GIVEN EXERCISE:
Find every line in the listing below that contains the word "treatment", and copy each of those lines in full.

STORED DATA:
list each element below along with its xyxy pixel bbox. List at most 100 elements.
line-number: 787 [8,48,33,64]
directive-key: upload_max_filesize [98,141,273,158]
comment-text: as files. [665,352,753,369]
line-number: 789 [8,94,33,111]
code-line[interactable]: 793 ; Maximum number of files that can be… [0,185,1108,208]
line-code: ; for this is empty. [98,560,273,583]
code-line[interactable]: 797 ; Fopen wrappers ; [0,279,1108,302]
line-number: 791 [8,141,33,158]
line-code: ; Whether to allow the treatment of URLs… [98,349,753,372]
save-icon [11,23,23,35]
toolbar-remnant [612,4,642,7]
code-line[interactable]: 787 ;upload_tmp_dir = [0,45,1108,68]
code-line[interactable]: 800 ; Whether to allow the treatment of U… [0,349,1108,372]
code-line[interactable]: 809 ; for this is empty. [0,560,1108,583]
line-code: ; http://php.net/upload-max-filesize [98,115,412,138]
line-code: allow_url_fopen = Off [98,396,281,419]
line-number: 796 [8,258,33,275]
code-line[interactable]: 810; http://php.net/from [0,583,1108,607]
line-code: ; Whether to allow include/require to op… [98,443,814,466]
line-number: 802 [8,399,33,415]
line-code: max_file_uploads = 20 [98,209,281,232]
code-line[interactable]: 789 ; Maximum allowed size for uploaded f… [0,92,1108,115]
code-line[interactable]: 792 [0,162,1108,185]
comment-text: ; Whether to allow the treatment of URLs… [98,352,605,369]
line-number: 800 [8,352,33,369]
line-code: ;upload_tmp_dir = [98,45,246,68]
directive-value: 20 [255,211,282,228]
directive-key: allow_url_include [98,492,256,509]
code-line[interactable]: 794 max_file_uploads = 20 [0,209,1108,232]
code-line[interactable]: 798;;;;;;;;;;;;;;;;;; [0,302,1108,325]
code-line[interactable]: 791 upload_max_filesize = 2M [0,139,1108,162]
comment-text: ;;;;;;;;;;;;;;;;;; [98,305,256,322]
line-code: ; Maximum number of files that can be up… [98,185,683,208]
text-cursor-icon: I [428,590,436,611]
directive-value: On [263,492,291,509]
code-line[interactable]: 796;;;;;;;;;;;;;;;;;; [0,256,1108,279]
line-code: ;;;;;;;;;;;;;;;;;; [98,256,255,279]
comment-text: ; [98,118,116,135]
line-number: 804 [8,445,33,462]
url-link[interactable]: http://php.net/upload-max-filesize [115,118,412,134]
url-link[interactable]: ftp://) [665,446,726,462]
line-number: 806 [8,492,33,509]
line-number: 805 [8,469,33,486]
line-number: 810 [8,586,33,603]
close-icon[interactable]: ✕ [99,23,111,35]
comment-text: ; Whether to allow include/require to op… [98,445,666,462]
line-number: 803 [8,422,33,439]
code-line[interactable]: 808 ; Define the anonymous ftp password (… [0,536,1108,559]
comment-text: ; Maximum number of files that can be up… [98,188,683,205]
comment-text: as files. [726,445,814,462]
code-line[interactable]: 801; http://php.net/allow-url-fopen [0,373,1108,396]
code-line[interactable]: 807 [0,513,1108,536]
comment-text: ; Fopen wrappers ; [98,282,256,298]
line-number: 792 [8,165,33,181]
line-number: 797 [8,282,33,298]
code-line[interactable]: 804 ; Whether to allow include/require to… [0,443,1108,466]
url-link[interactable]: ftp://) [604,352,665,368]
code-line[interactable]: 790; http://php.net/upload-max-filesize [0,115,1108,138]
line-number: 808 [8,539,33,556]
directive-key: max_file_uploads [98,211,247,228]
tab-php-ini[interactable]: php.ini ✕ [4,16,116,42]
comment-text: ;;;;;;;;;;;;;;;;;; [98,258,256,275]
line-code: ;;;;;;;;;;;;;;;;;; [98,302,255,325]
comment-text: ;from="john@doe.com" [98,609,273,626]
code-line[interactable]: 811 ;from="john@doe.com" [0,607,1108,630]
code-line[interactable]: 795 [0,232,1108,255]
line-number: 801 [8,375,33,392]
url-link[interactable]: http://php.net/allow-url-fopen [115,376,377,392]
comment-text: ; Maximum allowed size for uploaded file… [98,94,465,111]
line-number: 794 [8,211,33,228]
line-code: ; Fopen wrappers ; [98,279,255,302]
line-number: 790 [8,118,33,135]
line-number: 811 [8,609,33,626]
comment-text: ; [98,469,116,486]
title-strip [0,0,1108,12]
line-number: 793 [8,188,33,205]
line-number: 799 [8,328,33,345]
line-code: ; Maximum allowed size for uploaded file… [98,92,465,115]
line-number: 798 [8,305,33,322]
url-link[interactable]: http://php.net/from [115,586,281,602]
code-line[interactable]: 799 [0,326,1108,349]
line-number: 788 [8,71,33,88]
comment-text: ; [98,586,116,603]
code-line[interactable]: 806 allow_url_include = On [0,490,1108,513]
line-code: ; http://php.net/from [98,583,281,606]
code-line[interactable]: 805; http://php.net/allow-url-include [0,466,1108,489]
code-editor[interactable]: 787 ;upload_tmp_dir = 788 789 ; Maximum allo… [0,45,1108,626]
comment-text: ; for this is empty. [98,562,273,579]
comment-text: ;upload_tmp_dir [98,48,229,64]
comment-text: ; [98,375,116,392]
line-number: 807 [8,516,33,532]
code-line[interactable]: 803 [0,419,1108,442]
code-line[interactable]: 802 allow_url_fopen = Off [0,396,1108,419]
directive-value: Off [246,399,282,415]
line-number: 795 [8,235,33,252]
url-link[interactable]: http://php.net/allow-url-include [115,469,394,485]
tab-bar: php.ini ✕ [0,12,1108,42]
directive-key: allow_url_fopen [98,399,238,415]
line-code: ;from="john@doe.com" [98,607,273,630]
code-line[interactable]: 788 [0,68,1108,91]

EXERCISE RESULT:
line-code: ; Whether to allow the treatment of URLs… [98,349,753,372]
code-line[interactable]: 800 ; Whether to allow the treatment of U… [0,349,1108,372]
comment-text: ; Whether to allow the treatment of URLs… [98,352,605,369]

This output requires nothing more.